■ Texto seleccionado:
★ ★ ★

Que hago mal?? o igual es el orden, no se...

El que pueda que me ayude plissss

----------

## psm1984

 *viei wrote:*   

> 
> 
> #iwconfig eth1 key 1a1b1c1d1e  // esta el la clave que tengo en el sap
> 
> 

 

Prueba:

iwconfig eth1 key restricted 1a1b-1c1d-1e 

En cuanto a como se activa en el acer...   :Confused: , me suena haber leido que se podia modificar en el /proc... pero ahora no encuentro nada.

----------

## Gentoosiastix

llevo unos dias intentando que me funcione los "ipw2200" pero no  lo consigo...  El caso es que hago un "iwconfig" y lo veo todo bastante bien:

ESSID: ok

Mode: managed ok.

Encryption  key: ***-***-** OK. 

Security mode: restricted ok.

lo unico raro (creo) es en

Rx invalid crypt:1 

todo esta como lo he configurado en el (/etc/conf.d/wireless) eth1 se levanta correctamente...   :Rolling Eyes:  la unica señal que detecto cuando le hago un "restart" 

es que no coge el gateway???   :Shocked:   por mas que cambio cosas no tengo nada que hacer...

se os ocurre algo?

Por cierto, tengo un "HP compaq nx5000 1.5 centrino con la wireless 2200"

un saludo y gracias

----------

## psm1984

¿usas una version anterior a la 1? es que la ultima no me funciona.

----------

## Gentoosiastix

te refieres a los drivers?? 

tengo la ultima que hay en Portage

el caso, es que ahora tampoco consigo que funcione con ndiswrapper   :Rolling Eyes:   :Rolling Eyes:   sera cosa del kernel 2.6.10   :Question: 

----------

## Chewieip

He descubierto mi problema. No se leer los manuales del portatil y tengo el interruptor del wireless en el panel frontal. Pero en teoria, ese boton era un led que me mostraba cuando tenia conexión (aunque no está activado). 

Finalmente, solucionado.

----------

## Overpeer

Yo también tengo un tutorial con script incluido  :Very Happy: 

Intel Pro Wireless

Un saludo.

★ ★ ★

■ Extracto de datos:
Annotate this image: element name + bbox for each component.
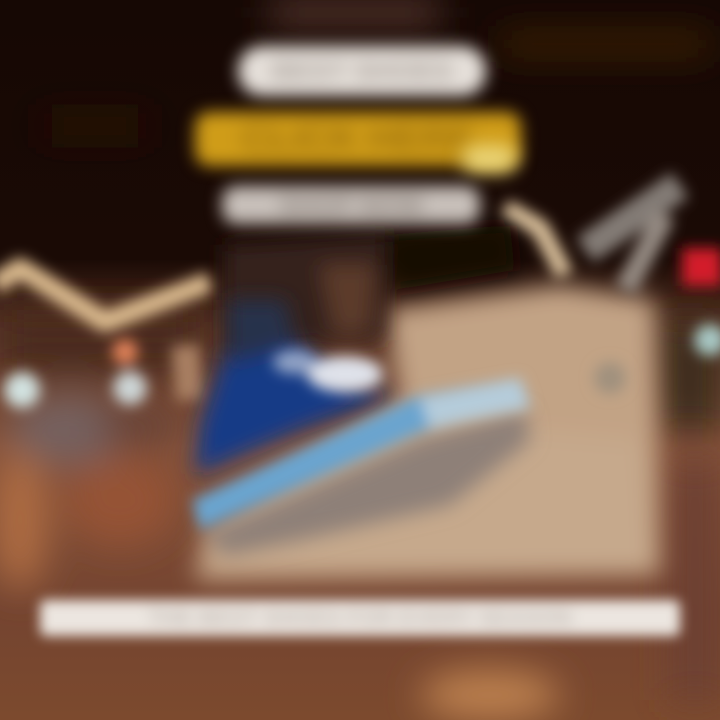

★ ★ ★

■ Tarea breve 1:
Enumere los campos de la salida de iwconfig que Gentoosiastix menciona en el hilo sobre redes inalámbricas.
■ Tarea breve 2:
Del hilo sobre redes inalámbricas, reescriba de forma más breve el párrafo que comienza con "He descubierto mi problema", conservando sus datos principales.
■ Tarea breve 3:
Extraiga del hilo sobre redes inalámbricas el fragmento comprendido entre "lo unico raro" y "os ocurre algo?", ambos incluidos.

■ Resultado de la tarea 1:
ESSID, Mode, Encryption key, Security mode, Rx invalid crypt

■ Resultado de la tarea 2:
El problema se debía a no saber leer los manuales del portátil: el interruptor inalámbrico está en el panel frontal, aunque en teoría ese botón era un led que indicaba cuándo había conexión.

■ Resultado de la tarea 3:
lo unico raro (creo) es en

Rx invalid crypt:1 

todo esta como lo he configurado en el (/etc/conf.d/wireless) eth1 se levanta correctamente...   :Rolling Eyes:  la unica señal que detecto cuando le hago un "restart" 

es que no coge el gateway???   :Shocked:   por mas que cambio cosas no tengo nada que hacer...

se os ocurre algo?